Copy out the records precisely, omitting pictures.

Saved entries
§ §

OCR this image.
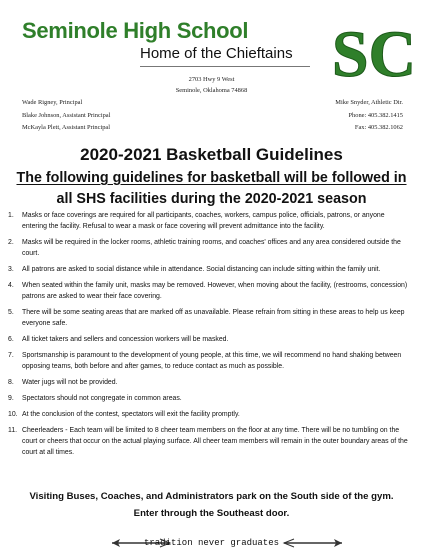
Seminole High School
Home of the Chieftains SC
2703 Hwy 9 West
Seminole, Oklahoma 74868
Wade Rigney, Principal
Blake Johnson, Assistant Principal
McKayla Plett, Assistant Principal
Mike Snyder, Athletic Dir.
Phone: 405.382.1415
Fax: 405.382.1062
2020-2021 Basketball Guidelines
The following guidelines for basketball will be followed in
all SHS facilities during the 2020-2021 season
1. Masks or face coverings are required for all participants, coaches, workers, campus police, officials, patrons, or anyone entering the facility. Refusal to wear a mask or face covering will prevent admittance into the facility.
2. Masks will be required in the locker rooms, athletic training rooms, and coaches' offices and any area considered outside the court.
3. All patrons are asked to social distance while in attendance. Social distancing can include sitting within the family unit.
4. When seated within the family unit, masks may be removed. However, when moving about the facility, (restrooms, concession) patrons are asked to wear their face covering.
5. There will be some seating areas that are marked off as unavailable. Please refrain from sitting in these areas to help us keep everyone safe.
6. All ticket takers and sellers and concession workers will be masked.
7. Sportsmanship is paramount to the development of young people, at this time, we will recommend no hand shaking between opposing teams, both before and after games, to reduce contact as much as possible.
8. Water jugs will not be provided.
9. Spectators should not congregate in common areas.
10. At the conclusion of the contest, spectators will exit the facility promptly.
11. Cheerleaders - Each team will be limited to 8 cheer team members on the floor at any time. There will be no tumbling on the court or cheers that occur on the actual playing surface. All cheer team members will remain in the outer boundary areas of the court at all times.
Visiting Buses, Coaches, and Administrators park on the South side of the gym.
Enter through the Southeast door.
tradition never graduates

§ §

_Solution:_
OCR this image.
Seminole High School
Home of the Chieftains SC
2703 Hwy 9 West
Seminole, Oklahoma 74868
Wade Rigney, Principal
Blake Johnson, Assistant Principal
McKayla Plett, Assistant Principal
Mike Snyder, Athletic Dir.
Phone: 405.382.1415
Fax: 405.382.1062
2020-2021 Basketball Guidelines
The following guidelines for basketball will be followed in
all SHS facilities during the 2020-2021 season
1. Masks or face coverings are required for all participants, coaches, workers, campus police, officials, patrons, or anyone entering the facility. Refusal to wear a mask or face covering will prevent admittance into the facility.
2. Masks will be required in the locker rooms, athletic training rooms, and coaches' offices and any area considered outside the court.
3. All patrons are asked to social distance while in attendance. Social distancing can include sitting within the family unit.
4. When seated within the family unit, masks may be removed. However, when moving about the facility, (restrooms, concession) patrons are asked to wear their face covering.
5. There will be some seating areas that are marked off as unavailable. Please refrain from sitting in these areas to help us keep everyone safe.
6. All ticket takers and sellers and concession workers will be masked.
7. Sportsmanship is paramount to the development of young people, at this time, we will recommend no hand shaking between opposing teams, both before and after games, to reduce contact as much as possible.
8. Water jugs will not be provided.
9. Spectators should not congregate in common areas.
10. At the conclusion of the contest, spectators will exit the facility promptly.
11. Cheerleaders - Each team will be limited to 8 cheer team members on the floor at any time. There will be no tumbling on the court or cheers that occur on the actual playing surface. All cheer team members will remain in the outer boundary areas of the court at all times.
Visiting Buses, Coaches, and Administrators park on the South side of the gym.
Enter through the Southeast door.
tradition never graduates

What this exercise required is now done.